_Task requirements_
The records that follow are to be repeated without alteration.

A run of records:
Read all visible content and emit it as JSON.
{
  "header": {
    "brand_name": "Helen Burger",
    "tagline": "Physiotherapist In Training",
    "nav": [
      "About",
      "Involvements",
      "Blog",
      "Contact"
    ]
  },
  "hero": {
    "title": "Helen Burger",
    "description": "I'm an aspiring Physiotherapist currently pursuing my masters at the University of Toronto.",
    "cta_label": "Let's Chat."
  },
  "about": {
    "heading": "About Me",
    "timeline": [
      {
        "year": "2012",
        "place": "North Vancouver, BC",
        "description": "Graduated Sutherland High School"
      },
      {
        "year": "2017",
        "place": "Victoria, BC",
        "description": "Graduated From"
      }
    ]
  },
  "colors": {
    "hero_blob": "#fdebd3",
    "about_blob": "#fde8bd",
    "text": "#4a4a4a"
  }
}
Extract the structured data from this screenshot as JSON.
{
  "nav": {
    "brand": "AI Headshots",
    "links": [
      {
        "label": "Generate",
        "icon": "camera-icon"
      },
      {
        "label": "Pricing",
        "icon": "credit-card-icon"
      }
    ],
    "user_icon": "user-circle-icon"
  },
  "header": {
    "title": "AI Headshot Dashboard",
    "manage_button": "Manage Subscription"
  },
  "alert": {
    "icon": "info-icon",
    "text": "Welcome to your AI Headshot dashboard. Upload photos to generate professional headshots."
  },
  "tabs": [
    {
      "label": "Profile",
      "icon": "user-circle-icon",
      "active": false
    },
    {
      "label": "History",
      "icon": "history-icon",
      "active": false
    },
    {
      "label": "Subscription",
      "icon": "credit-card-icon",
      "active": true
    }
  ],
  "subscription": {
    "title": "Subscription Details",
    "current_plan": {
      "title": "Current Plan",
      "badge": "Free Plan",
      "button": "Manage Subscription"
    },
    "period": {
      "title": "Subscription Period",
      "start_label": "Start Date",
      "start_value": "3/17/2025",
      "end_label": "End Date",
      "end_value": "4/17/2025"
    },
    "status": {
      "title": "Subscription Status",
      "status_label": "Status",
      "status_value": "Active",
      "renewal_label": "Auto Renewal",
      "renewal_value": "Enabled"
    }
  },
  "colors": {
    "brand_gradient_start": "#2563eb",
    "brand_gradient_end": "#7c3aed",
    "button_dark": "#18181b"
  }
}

_Finished answer_
Read all visible content and emit it as JSON.
{
  "header": {
    "brand_name": "Helen Burger",
    "tagline": "Physiotherapist In Training",
    "nav": [
      "About",
      "Involvements",
      "Blog",
      "Contact"
    ]
  },
  "hero": {
    "title": "Helen Burger",
    "description": "I'm an aspiring Physiotherapist currently pursuing my masters at the University of Toronto.",
    "cta_label": "Let's Chat."
  },
  "about": {
    "heading": "About Me",
    "timeline": [
      {
        "year": "2012",
        "place": "North Vancouver, BC",
        "description": "Graduated Sutherland High School"
      },
      {
        "year": "2017",
        "place": "Victoria, BC",
        "description": "Graduated From"
      }
    ]
  },
  "colors": {
    "hero_blob": "#fdebd3",
    "about_blob": "#fde8bd",
    "text": "#4a4a4a"
  }
}
Extract the structured data from this screenshot as JSON.
{
  "nav": {
    "brand": "AI Headshots",
    "links": [
      {
        "label": "Generate",
        "icon": "camera-icon"
      },
      {
        "label": "Pricing",
        "icon": "credit-card-icon"
      }
    ],
    "user_icon": "user-circle-icon"
  },
  "header": {
    "title": "AI Headshot Dashboard",
    "manage_button": "Manage Subscription"
  },
  "alert": {
    "icon": "info-icon",
    "text": "Welcome to your AI Headshot dashboard. Upload photos to generate professional headshots."
  },
  "tabs": [
    {
      "label": "Profile",
      "icon": "user-circle-icon",
      "active": false
    },
    {
      "label": "History",
      "icon": "history-icon",
      "active": false
    },
    {
      "label": "Subscription",
      "icon": "credit-card-icon",
      "active": true
    }
  ],
  "subscription": {
    "title": "Subscription Details",
    "current_plan": {
      "title": "Current Plan",
      "badge": "Free Plan",
      "button": "Manage Subscription"
    },
    "period": {
      "title": "Subscription Period",
      "start_label": "Start Date",
      "start_value": "3/17/2025",
      "end_label": "End Date",
      "end_value": "4/17/2025"
    },
    "status": {
      "title": "Subscription Status",
      "status_label": "Status",
      "status_value": "Active",
      "renewal_label": "Auto Renewal",
      "renewal_value": "Enabled"
    }
  },
  "colors": {
    "brand_gradient_start": "#2563eb",
    "brand_gradient_end": "#7c3aed",
    "button_dark": "#18181b"
  }
}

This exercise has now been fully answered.